Stored records:
================

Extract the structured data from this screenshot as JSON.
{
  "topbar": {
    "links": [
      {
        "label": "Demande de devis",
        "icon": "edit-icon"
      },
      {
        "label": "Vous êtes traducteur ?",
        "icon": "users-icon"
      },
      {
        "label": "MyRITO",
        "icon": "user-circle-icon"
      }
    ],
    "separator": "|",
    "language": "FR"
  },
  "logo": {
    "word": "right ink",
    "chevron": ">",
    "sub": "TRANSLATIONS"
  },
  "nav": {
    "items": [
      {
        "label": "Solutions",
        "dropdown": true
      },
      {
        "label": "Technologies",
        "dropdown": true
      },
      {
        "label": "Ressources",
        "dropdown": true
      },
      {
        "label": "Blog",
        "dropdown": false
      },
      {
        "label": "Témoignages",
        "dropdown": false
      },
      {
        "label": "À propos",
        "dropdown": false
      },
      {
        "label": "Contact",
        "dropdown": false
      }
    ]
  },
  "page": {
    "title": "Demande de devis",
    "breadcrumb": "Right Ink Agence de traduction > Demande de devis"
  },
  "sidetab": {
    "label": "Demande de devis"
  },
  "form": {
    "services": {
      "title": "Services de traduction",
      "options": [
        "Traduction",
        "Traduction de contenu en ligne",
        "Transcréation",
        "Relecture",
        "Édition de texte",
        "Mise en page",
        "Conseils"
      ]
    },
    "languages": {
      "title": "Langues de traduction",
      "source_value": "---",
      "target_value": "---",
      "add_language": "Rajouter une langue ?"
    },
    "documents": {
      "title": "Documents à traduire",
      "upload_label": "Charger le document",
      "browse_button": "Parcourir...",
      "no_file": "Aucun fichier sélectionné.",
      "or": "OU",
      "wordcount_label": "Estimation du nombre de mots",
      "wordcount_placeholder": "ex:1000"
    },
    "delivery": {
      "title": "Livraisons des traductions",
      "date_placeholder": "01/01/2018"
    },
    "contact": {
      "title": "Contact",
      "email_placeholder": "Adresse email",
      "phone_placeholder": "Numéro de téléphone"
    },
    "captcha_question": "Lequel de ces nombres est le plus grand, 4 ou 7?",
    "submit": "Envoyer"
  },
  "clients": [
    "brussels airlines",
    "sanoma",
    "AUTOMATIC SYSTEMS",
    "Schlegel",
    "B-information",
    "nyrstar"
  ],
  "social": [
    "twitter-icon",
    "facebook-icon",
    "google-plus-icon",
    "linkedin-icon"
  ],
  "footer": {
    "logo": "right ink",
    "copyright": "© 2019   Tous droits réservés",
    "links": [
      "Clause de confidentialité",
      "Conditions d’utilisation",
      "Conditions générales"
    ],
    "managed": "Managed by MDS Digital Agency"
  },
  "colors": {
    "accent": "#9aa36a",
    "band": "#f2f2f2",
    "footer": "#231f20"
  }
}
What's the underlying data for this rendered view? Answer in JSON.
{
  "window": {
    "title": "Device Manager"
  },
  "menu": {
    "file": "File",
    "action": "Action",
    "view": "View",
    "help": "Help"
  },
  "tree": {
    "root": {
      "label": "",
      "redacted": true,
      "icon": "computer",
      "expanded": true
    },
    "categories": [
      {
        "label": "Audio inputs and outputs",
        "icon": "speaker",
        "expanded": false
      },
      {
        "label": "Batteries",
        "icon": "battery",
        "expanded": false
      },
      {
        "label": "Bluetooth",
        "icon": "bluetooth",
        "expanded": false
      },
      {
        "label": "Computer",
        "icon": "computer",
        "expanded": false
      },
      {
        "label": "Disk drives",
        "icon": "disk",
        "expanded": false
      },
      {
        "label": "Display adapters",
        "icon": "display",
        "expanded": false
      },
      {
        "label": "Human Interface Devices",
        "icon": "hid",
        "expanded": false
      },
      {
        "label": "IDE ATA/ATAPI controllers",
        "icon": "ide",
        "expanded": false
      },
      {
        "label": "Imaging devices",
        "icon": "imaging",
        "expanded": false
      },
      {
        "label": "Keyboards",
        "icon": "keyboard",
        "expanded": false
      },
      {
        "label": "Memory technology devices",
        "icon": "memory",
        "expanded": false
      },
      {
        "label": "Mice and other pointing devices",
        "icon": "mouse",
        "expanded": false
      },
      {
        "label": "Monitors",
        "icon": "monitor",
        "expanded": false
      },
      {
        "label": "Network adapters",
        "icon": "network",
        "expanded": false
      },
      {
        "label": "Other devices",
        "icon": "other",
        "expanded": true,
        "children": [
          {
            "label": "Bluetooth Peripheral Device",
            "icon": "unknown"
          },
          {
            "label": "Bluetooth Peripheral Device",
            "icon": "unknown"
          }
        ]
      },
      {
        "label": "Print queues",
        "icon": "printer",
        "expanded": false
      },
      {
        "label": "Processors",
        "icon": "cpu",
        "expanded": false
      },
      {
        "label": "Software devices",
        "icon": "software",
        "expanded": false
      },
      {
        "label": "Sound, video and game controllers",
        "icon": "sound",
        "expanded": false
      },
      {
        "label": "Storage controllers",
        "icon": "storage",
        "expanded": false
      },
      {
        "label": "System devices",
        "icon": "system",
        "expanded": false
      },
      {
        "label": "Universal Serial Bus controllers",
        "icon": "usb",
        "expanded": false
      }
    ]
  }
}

================

Instructions for the task:
Which lines above hold the word "plus"? Copy each of them.

Solution for this exercise:
    "captcha_question": "Lequel de ces nombres est le plus grand, 4 ou 7?",
    "google-plus-icon",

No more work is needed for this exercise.